To be done:
Check each line of the listing, and copy it if it contains the word "categories".

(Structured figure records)
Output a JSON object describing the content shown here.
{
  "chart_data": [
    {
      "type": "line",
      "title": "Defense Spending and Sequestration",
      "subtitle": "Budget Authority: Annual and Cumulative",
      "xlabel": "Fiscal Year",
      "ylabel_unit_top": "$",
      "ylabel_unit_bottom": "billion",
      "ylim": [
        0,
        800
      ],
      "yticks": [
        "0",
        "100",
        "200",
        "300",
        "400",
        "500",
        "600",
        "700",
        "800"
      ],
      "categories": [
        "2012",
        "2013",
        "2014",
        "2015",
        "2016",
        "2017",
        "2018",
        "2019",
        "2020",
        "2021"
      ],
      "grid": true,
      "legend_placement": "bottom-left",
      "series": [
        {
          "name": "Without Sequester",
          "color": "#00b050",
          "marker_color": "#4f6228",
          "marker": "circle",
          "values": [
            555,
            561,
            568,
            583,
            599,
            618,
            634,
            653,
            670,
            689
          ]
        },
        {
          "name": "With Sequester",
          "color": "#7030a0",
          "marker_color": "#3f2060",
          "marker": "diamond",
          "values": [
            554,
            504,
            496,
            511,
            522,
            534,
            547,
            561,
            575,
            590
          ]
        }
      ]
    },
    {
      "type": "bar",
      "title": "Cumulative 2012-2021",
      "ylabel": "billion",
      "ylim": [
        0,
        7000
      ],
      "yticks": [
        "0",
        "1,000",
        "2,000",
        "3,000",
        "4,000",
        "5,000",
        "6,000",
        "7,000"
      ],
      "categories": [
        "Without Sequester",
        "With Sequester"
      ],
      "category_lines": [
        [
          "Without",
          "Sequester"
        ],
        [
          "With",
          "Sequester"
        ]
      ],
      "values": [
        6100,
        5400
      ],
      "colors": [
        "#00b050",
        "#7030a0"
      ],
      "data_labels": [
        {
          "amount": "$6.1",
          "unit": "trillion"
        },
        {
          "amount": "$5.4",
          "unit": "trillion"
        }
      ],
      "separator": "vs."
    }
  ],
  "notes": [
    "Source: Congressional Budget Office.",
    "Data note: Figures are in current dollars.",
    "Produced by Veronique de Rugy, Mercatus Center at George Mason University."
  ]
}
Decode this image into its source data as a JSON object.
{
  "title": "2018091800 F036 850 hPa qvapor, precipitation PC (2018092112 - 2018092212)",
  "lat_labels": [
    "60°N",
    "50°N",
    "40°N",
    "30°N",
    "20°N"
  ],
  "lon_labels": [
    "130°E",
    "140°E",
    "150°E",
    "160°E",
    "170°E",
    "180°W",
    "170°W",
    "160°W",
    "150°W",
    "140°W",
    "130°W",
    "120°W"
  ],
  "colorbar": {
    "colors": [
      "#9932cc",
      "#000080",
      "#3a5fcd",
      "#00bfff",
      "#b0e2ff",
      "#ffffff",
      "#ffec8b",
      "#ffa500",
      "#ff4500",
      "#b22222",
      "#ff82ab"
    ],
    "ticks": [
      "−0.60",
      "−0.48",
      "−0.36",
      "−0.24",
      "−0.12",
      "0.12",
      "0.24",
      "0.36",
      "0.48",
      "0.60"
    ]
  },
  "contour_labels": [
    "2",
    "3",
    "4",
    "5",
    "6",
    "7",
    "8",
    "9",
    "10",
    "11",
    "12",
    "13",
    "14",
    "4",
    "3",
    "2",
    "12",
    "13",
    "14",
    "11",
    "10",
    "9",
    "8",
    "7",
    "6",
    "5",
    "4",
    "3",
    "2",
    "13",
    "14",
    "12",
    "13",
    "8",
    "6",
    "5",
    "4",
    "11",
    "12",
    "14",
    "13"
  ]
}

* * *

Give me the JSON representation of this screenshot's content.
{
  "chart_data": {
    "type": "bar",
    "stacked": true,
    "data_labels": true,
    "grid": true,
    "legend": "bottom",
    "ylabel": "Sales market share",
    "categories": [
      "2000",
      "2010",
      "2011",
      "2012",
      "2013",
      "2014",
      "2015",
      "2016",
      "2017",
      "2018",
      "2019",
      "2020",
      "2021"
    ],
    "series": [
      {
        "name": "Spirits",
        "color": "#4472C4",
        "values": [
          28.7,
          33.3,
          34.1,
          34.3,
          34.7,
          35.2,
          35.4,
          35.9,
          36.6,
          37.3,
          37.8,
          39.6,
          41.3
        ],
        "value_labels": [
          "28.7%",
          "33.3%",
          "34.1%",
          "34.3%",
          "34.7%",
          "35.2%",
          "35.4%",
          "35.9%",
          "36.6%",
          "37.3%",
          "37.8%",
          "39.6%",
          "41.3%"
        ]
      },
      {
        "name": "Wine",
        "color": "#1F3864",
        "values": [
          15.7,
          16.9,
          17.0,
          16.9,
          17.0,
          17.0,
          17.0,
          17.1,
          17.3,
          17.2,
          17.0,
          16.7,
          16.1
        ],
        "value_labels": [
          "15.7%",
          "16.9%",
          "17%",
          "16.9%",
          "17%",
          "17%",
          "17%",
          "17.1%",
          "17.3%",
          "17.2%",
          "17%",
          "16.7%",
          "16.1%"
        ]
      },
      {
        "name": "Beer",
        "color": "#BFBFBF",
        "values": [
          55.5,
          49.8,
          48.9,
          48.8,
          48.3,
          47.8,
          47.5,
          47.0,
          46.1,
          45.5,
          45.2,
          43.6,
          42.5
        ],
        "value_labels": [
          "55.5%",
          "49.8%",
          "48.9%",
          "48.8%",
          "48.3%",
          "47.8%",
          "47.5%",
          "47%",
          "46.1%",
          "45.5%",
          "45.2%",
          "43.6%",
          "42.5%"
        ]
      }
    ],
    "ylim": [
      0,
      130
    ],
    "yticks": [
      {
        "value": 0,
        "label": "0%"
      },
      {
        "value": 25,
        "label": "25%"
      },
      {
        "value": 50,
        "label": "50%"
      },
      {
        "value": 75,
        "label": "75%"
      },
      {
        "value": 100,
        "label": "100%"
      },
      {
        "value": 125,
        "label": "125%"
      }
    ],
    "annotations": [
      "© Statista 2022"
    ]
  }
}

---

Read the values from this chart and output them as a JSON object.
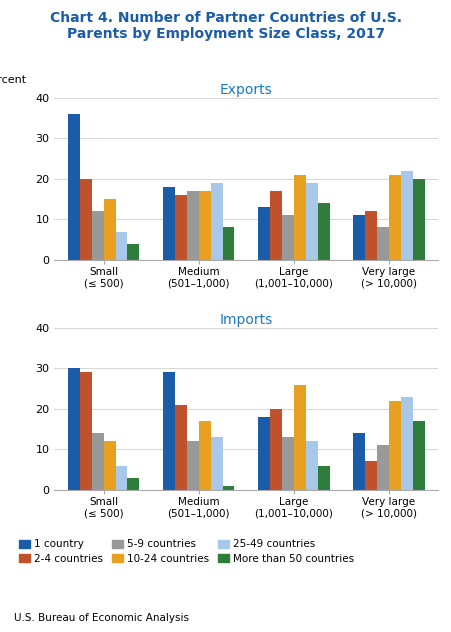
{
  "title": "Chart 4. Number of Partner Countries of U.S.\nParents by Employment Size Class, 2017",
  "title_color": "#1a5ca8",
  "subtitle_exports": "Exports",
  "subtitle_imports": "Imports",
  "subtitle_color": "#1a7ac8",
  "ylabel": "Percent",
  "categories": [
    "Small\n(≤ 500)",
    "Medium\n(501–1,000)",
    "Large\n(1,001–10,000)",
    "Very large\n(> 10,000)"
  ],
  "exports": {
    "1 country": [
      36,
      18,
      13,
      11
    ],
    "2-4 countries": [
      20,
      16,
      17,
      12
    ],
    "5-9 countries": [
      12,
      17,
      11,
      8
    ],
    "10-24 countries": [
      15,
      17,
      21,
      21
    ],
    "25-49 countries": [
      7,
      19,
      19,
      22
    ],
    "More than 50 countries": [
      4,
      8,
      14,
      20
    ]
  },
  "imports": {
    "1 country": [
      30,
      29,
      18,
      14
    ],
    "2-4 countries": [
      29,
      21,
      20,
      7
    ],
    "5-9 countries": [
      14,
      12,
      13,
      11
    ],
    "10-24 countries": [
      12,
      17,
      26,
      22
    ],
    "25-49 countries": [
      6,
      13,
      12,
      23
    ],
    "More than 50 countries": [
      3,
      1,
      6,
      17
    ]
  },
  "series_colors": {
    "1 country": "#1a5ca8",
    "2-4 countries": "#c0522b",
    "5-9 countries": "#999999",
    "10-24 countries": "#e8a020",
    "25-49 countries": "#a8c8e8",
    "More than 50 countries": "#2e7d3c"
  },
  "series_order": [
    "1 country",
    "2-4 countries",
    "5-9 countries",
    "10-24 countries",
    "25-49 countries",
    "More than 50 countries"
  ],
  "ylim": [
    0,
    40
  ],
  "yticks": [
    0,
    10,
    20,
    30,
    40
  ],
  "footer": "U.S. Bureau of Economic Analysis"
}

Written answer:
      "categories": [
      "categories": [
    "categories": [
  "categories": [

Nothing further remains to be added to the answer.